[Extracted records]
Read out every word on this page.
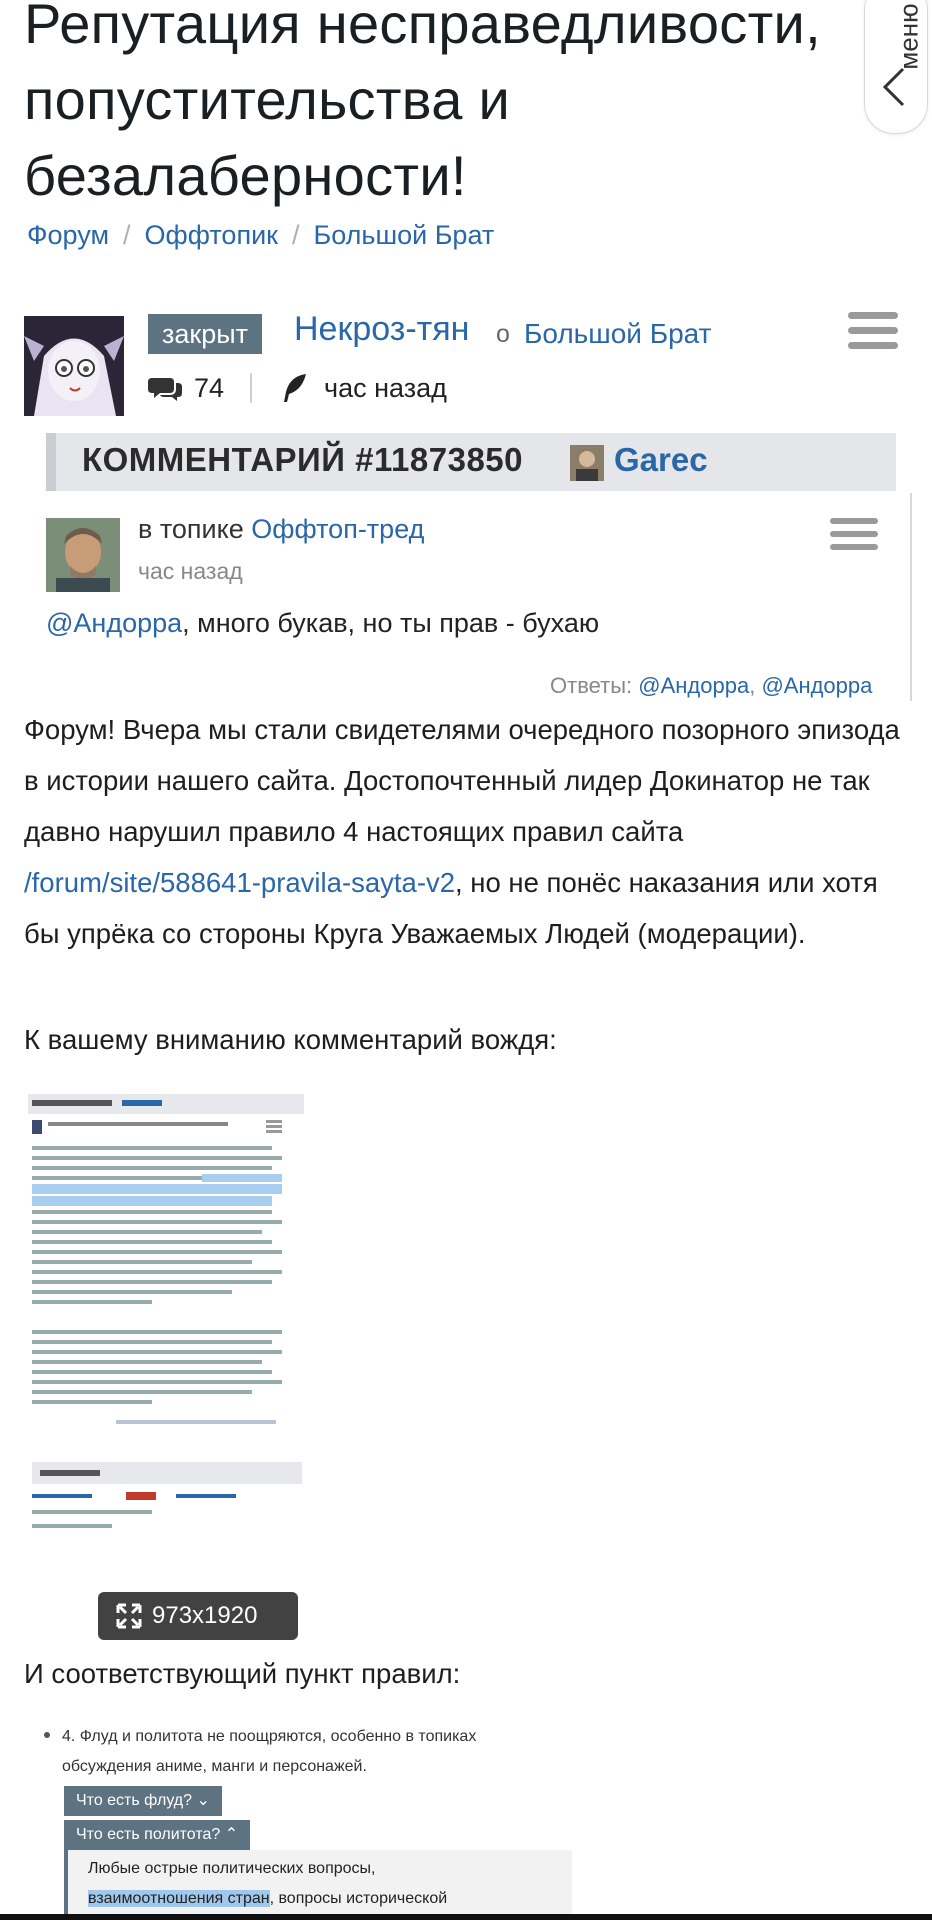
Репутация несправедливости, попустительства и безалаберности!
меню
Форум / Оффтопик / Большой Брат
закрыт	Некроз-тян о Большой Брат
74	час назад
КОММЕНТАРИЙ #11873850	Garec
в топике Оффтоп-тред
час назад
@Андорра, много букав, но ты прав - бухаю
Ответы: @Андорра, @Андорра

Форум! Вчера мы стали свидетелями очередного позорного эпизода в истории нашего сайта. Достопочтенный лидер Докинатор не так давно нарушил правило 4 настоящих правил сайта /forum/site/588641-pravila-sayta-v2, но не понёс наказания или хотя бы упрёка со стороны Круга Уважаемых Людей (модерации).

К вашему вниманию комментарий вождя:
973x1920
И соответствующий пункт правил:
4. Флуд и политота не поощряются, особенно в топиках
обсуждения аниме, манги и персонажей.
Что есть флуд? ⌄
Что есть политота? ⌃
Любые острые политических вопросы,
взаимоотношения стран, вопросы исторической
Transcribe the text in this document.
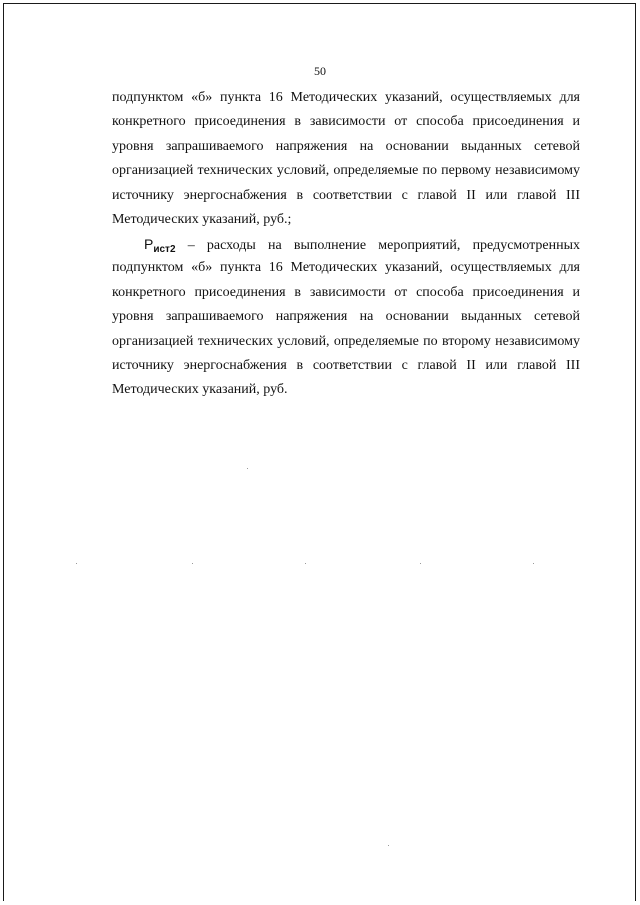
50
подпунктом «б» пункта 16 Методических указаний, осуществляемых для
конкретного присоединения в зависимости от способа присоединения и
уровня запрашиваемого напряжения на основании выданных сетевой
организацией технических условий, определяемые по первому независимому
источнику энергоснабжения в соответствии с главой II или главой III
Методических указаний, руб.;
$P_{ист2}$ – расходы на выполнение мероприятий, предусмотренных
подпунктом «б» пункта 16 Методических указаний, осуществляемых для
конкретного присоединения в зависимости от способа присоединения и
уровня запрашиваемого напряжения на основании выданных сетевой
организацией технических условий, определяемые по второму независимому
источнику энергоснабжения в соответствии с главой II или главой III
Методических указаний, руб.
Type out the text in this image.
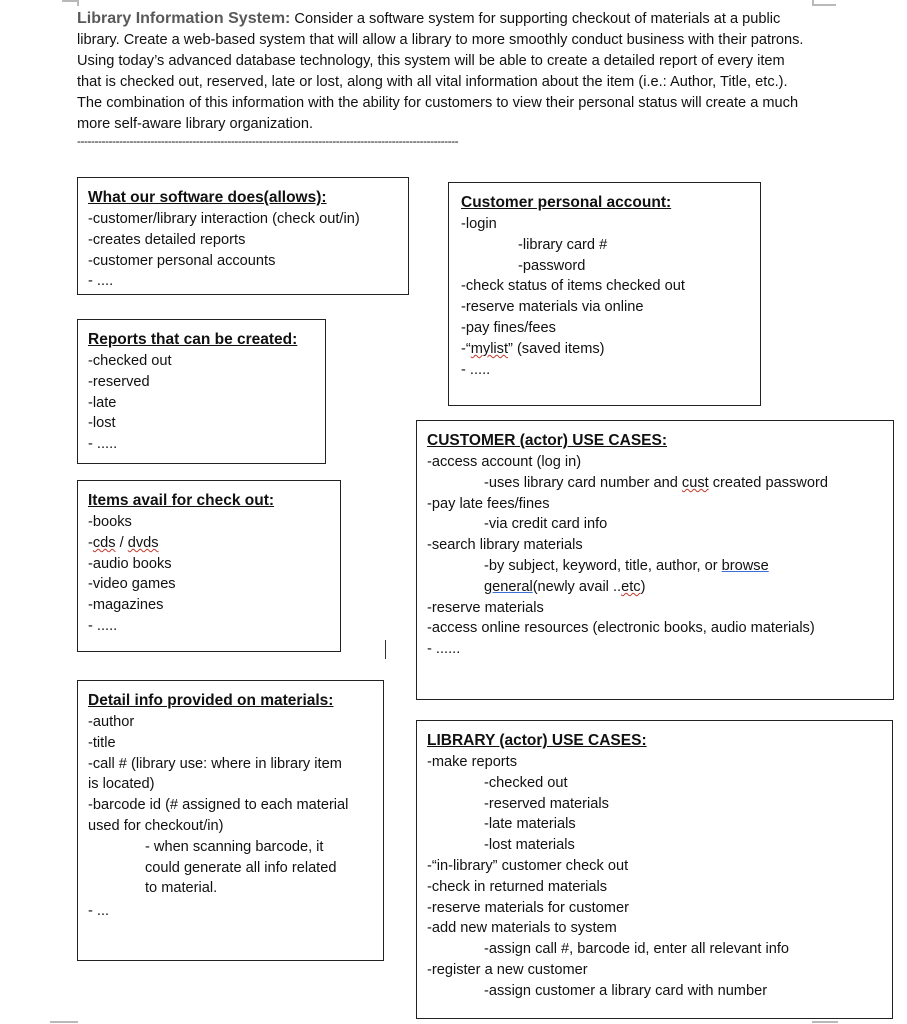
Library Information System: Consider a software system for supporting checkout of materials at a public library. Create a web-based system that will allow a library to more smoothly conduct business with their patrons. Using today’s advanced database technology, this system will be able to create a detailed report of every item that is checked out, reserved, late or lost, along with all vital information about the item (i.e.: Author, Title, etc.). The combination of this information with the ability for customers to view their personal status will create a much more self-aware library organization.

-------------------------------------------------------------------------------------------------------------
What our software does(allows):
-customer/library interaction (check out/in)
-creates detailed reports
-customer personal accounts
- ....
Reports that can be created:
-checked out
-reserved
-late
-lost
- .....
Items avail for check out:
-books
-cds / dvds
-audio books
-video games
-magazines
- .....
Detail info provided on materials:
-author
-title
-call # (library use: where in library item
is located)
-barcode id (# assigned to each material
used for checkout/in)
- when scanning barcode, it
could generate all info related
to material.
- ...
Customer personal account:
-login
-library card #
-password
-check status of items checked out
-reserve materials via online
-pay fines/fees
-“mylist” (saved items)
- .....
CUSTOMER (actor) USE CASES:
-access account (log in)
-uses library card number and cust created password
-pay late fees/fines
-via credit card info
-search library materials
-by subject, keyword, title, author, or browse
general(newly avail ..etc)
-reserve materials
-access online resources (electronic books, audio materials)
- ......
LIBRARY (actor) USE CASES:
-make reports
-checked out
-reserved materials
-late materials
-lost materials
-“in-library” customer check out
-check in returned materials
-reserve materials for customer
-add new materials to system
-assign call #, barcode id, enter all relevant info
-register a new customer
-assign customer a library card with number
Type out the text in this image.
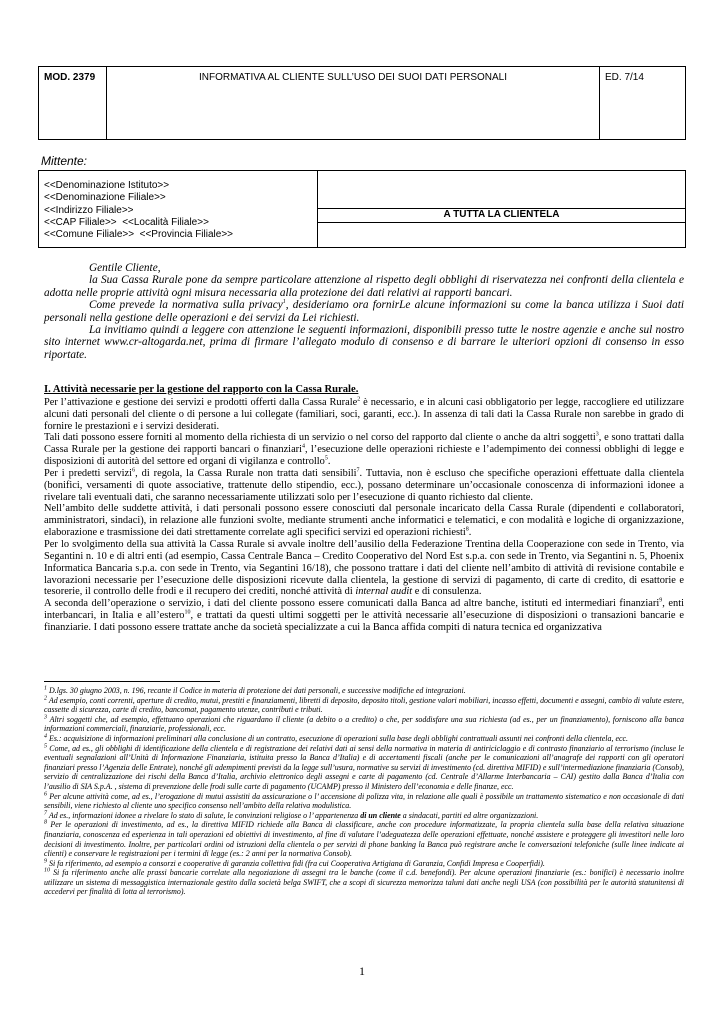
MOD. 2379	INFORMATIVA AL CLIENTE SULL’USO DEI SUOI DATI PERSONALI	ED. 7/14
Mittente:
<<Denominazione Istituto>>
<<Denominazione Filiale>>
<<Indirizzo Filiale>>
<<CAP Filiale>>  <<Località Filiale>>
<<Comune Filiale>>  <<Provincia Filiale>>
A TUTTA LA CLIENTELA

Gentile Cliente,

la Sua Cassa Rurale pone da sempre particolare attenzione al rispetto degli obblighi di riservatezza nei confronti della clientela e adotta nelle proprie attività ogni misura necessaria alla protezione dei dati relativi ai rapporti bancari.

Come prevede la normativa sulla privacy$^1$, desideriamo ora fornirLe alcune informazioni su come la banca utilizza i Suoi dati personali nella gestione delle operazioni e dei servizi da Lei richiesti.

La invitiamo quindi a leggere con attenzione le seguenti informazioni, disponibili presso tutte le nostre agenzie e anche sul nostro sito internet www.cr-altogarda.net, prima di firmare l’allegato modulo di consenso e di barrare le ulteriori opzioni di consenso in esso riportate.

I. Attività necessarie per la gestione del rapporto con la Cassa Rurale.

Per l’attivazione e gestione dei servizi e prodotti offerti dalla Cassa Rurale$^2$ è necessario, e in alcuni casi obbligatorio per legge, raccogliere ed utilizzare alcuni dati personali del cliente o di persone a lui collegate (familiari, soci, garanti, ecc.). In assenza di tali dati la Cassa Rurale non sarebbe in grado di fornire le prestazioni e i servizi desiderati.

Tali dati possono essere forniti al momento della richiesta di un servizio o nel corso del rapporto dal cliente o anche da altri soggetti$^3$, e sono trattati dalla Cassa Rurale per la gestione dei rapporti bancari o finanziari$^4$, l’esecuzione delle operazioni richieste e l’adempimento dei connessi obblighi di legge e disposizioni di autorità del settore ed organi di vigilanza e controllo$^5$.

Per i predetti servizi$^6$, di regola, la Cassa Rurale non tratta dati sensibili$^7$. Tuttavia, non è escluso che specifiche operazioni effettuate dalla clientela (bonifici, versamenti di quote associative, trattenute dello stipendio, ecc.), possano determinare un’occasionale conoscenza di informazioni idonee a rivelare tali eventuali dati, che saranno necessariamente utilizzati solo per l’esecuzione di quanto richiesto dal cliente.

Nell’ambito delle suddette attività, i dati personali possono essere conosciuti dal personale incaricato della Cassa Rurale (dipendenti e collaboratori, amministratori, sindaci), in relazione alle funzioni svolte, mediante strumenti anche informatici e telematici, e con modalità e logiche di organizzazione, elaborazione e trasmissione dei dati strettamente correlate agli specifici servizi ed operazioni richiesti$^8$.

Per lo svolgimento della sua attività la Cassa Rurale si avvale inoltre dell’ausilio della Federazione Trentina della Cooperazione con sede in Trento, via Segantini n. 10 e di altri enti (ad esempio, Cassa Centrale Banca – Credito Cooperativo del Nord Est s.p.a. con sede in Trento, via Segantini n. 5, Phoenix Informatica Bancaria s.p.a. con sede in Trento, via Segantini 16/18), che possono trattare i dati del cliente nell’ambito di attività di revisione contabile e lavorazioni necessarie per l’esecuzione delle disposizioni ricevute dalla clientela, la gestione di servizi di pagamento, di carte di credito, di esattorie e tesorerie, il controllo delle frodi e il recupero dei crediti, nonché attività di internal audit e di consulenza.

A seconda dell’operazione o servizio, i dati del cliente possono essere comunicati dalla Banca ad altre banche, istituti ed intermediari finanziari$^9$, enti interbancari, in Italia e all’estero$^{10}$, e trattati da questi ultimi soggetti per le attività necessarie all’esecuzione di disposizioni o transazioni bancarie e finanziarie. I dati possono essere trattate anche da società specializzate a cui la Banca affida compiti di natura tecnica ed organizzativa

$^1$ D.lgs. 30 giugno 2003, n. 196, recante il Codice in materia di protezione dei dati personali, e successive modifiche ed integrazioni.

$^2$ Ad esempio, conti correnti, aperture di credito, mutui, prestiti e finanziamenti, libretti di deposito, deposito titoli, gestione valori mobiliari, incasso effetti, documenti e assegni, cambio di valute estere, cassette di sicurezza, carte di credito, bancomat, pagamento utenze, contributi e tributi.

$^3$ Altri soggetti che, ad esempio, effettuano operazioni che riguardano il cliente (a debito o a credito) o che, per soddisfare una sua richiesta (ad es., per un finanziamento), forniscono alla banca informazioni commerciali, finanziarie, professionali, ecc.

$^4$ Es.: acquisizione di informazioni preliminari alla conclusione di un contratto, esecuzione di operazioni sulla base degli obblighi contrattuali assunti nei confronti della clientela, ecc.

$^5$ Come, ad es., gli obblighi di identificazione della clientela e di registrazione dei relativi dati ai sensi della normativa in materia di antiriciclaggio e di contrasto finanziario al terrorismo (incluse le eventuali segnalazioni all’Unità di Informazione Finanziaria, istituita presso la Banca d’Italia) e di accertamenti fiscali (anche per le comunicazioni all’anagrafe dei rapporti con gli operatori finanziari presso l’Agenzia delle Entrate), nonché gli adempimenti previsti da la legge sull’usura, normative su servizi di investimento (cd. direttiva MIFID) e sull’intermediazione finanziaria (Consob), servizio di centralizzazione dei rischi della Banca d’Italia, archivio elettronico degli assegni e carte di pagamento (cd. Centrale d’Allarme Interbancaria – CAI) gestito dalla Banca d’Italia con l’ausilio di SIA S.p.A. , sistema di prevenzione delle frodi sulle carte di pagamento (UCAMP) presso il Ministero dell’economia e delle finanze, ecc.

$^6$ Per alcune attività come, ad es., l’erogazione di mutui assistiti da assicurazione o l’ accensione di polizza vita, in relazione alle quali è possibile un trattamento sistematico e non occasionale di dati sensibili, viene richiesto al cliente uno specifico consenso nell’ambito della relativa modulistica.

$^7$ Ad es., informazioni idonee a rivelare lo stato di salute, le convinzioni religiose o l’ appartenenza di un cliente a sindacati, partiti ed altre organizzazioni.

$^8$ Per le operazioni di investimento, ad es., la direttiva MIFID richiede alla Banca di classificare, anche con procedure informatizzate, la propria clientela sulla base della relativa situazione finanziaria, conoscenza ed esperienza in tali operazioni ed obiettivi di investimento, al fine di valutare l’adeguatezza delle operazioni effettuate, nonché assistere e proteggere gli investitori nelle loro decisioni di investimento. Inoltre, per particolari ordini od istruzioni della clientela o per servizi di phone banking la Banca può registrare anche le conversazioni telefoniche (sulle linee indicate ai clienti) e conservare le registrazioni per i termini di legge (es.: 2 anni per la normativa Consob).

$^9$ Si fa riferimento, ad esempio a consorzi e cooperative di garanzia collettiva fidi (fra cui Cooperativa Artigiana di Garanzia, Confidi Impresa e Cooperfidi).

$^{10}$ Si fa riferimento anche alle prassi bancarie correlate alla negoziazione di assegni tra le banche (come il c.d. benefondi). Per alcune operazioni finanziarie (es.: bonifici) è necessario inoltre utilizzare un sistema di messaggistica internazionale gestito dalla società belga SWIFT, che a scopi di sicurezza memorizza taluni dati anche negli USA (con possibilità per le autorità statunitensi di accedervi per finalità di lotta al terrorismo).

1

**GIVEN INSTRUCTION**
Where a line of the data holds "reserved", show that line.

**SOLUTION TO THIS EXERCISE**
Library Information System: Consider a software system for supporting checkout of materials at a public library. Create a web-based system that will allow a library to more smoothly conduct business with their patrons. Using today’s advanced database technology, this system will be able to create a detailed report of every item that is checked out, reserved, late or lost, along with all vital information about the item (i.e.: Author, Title, etc.). The combination of this information with the ability for customers to view their personal status will create a much more self-aware library organization.
-reserved
-reserved materials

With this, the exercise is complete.